THE EXERCISE =>
Set each entry down verbatim, omitting images.
START RECORD SET
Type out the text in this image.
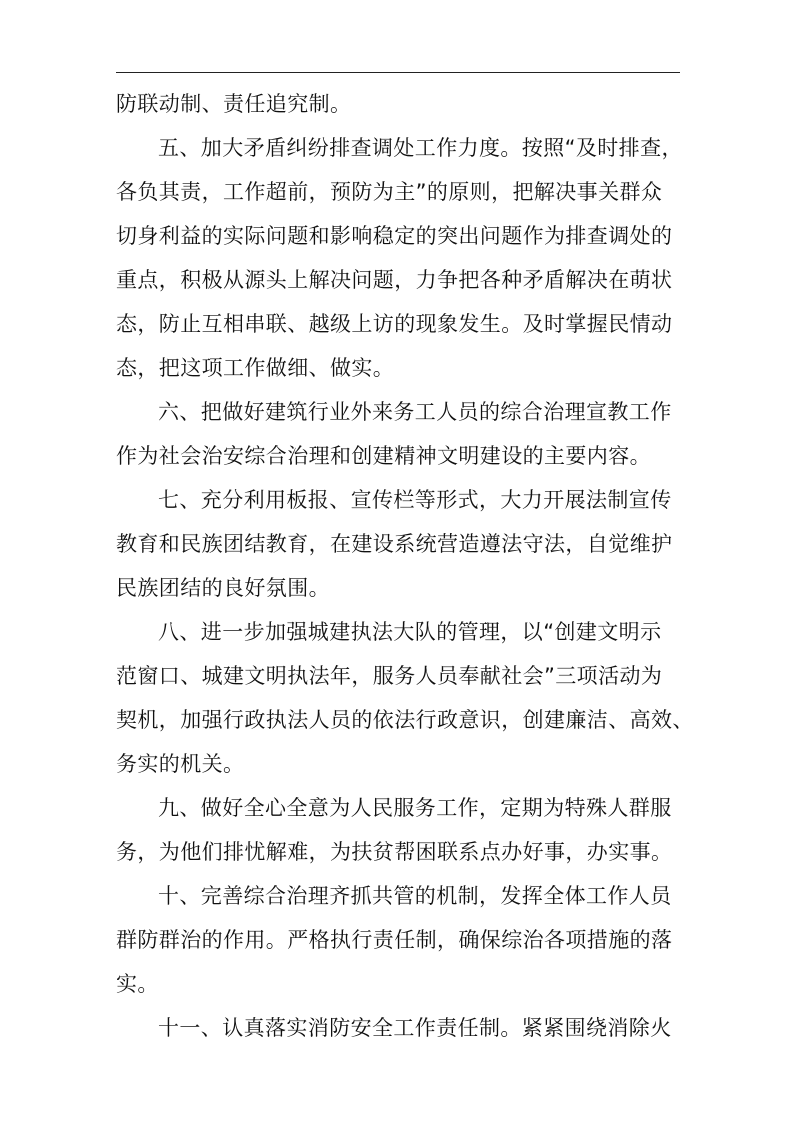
防联动制、责任追究制。
五、加大矛盾纠纷排查调处工作力度。按照“及时排查，
各负其责，工作超前，预防为主”的原则，把解决事关群众
切身利益的实际问题和影响稳定的突出问题作为排查调处的
重点，积极从源头上解决问题，力争把各种矛盾解决在萌状
态，防止互相串联、越级上访的现象发生。及时掌握民情动
态，把这项工作做细、做实。
六、把做好建筑行业外来务工人员的综合治理宣教工作
作为社会治安综合治理和创建精神文明建设的主要内容。
七、充分利用板报、宣传栏等形式，大力开展法制宣传
教育和民族团结教育，在建设系统营造遵法守法，自觉维护
民族团结的良好氛围。
八、进一步加强城建执法大队的管理，以“创建文明示
范窗口、城建文明执法年，服务人员奉献社会”三项活动为
契机，加强行政执法人员的依法行政意识，创建廉洁、高效、
务实的机关。
九、做好全心全意为人民服务工作，定期为特殊人群服
务，为他们排忧解难，为扶贫帮困联系点办好事，办实事。
十、完善综合治理齐抓共管的机制，发挥全体工作人员
群防群治的作用。严格执行责任制，确保综治各项措施的落
实。
十一、认真落实消防安全工作责任制。紧紧围绕消除火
END RECORD SET
RESPONSE FOR THIS EXERCISE =>
Type out the text in this image.
防联动制、责任追究制。
五、加大矛盾纠纷排查调处工作力度。按照“及时排查，
各负其责，工作超前，预防为主”的原则，把解决事关群众
切身利益的实际问题和影响稳定的突出问题作为排查调处的
重点，积极从源头上解决问题，力争把各种矛盾解决在萌状
态，防止互相串联、越级上访的现象发生。及时掌握民情动
态，把这项工作做细、做实。
六、把做好建筑行业外来务工人员的综合治理宣教工作
作为社会治安综合治理和创建精神文明建设的主要内容。
七、充分利用板报、宣传栏等形式，大力开展法制宣传
教育和民族团结教育，在建设系统营造遵法守法，自觉维护
民族团结的良好氛围。
八、进一步加强城建执法大队的管理，以“创建文明示
范窗口、城建文明执法年，服务人员奉献社会”三项活动为
契机，加强行政执法人员的依法行政意识，创建廉洁、高效、
务实的机关。
九、做好全心全意为人民服务工作，定期为特殊人群服
务，为他们排忧解难，为扶贫帮困联系点办好事，办实事。
十、完善综合治理齐抓共管的机制，发挥全体工作人员
群防群治的作用。严格执行责任制，确保综治各项措施的落
实。
十一、认真落实消防安全工作责任制。紧紧围绕消除火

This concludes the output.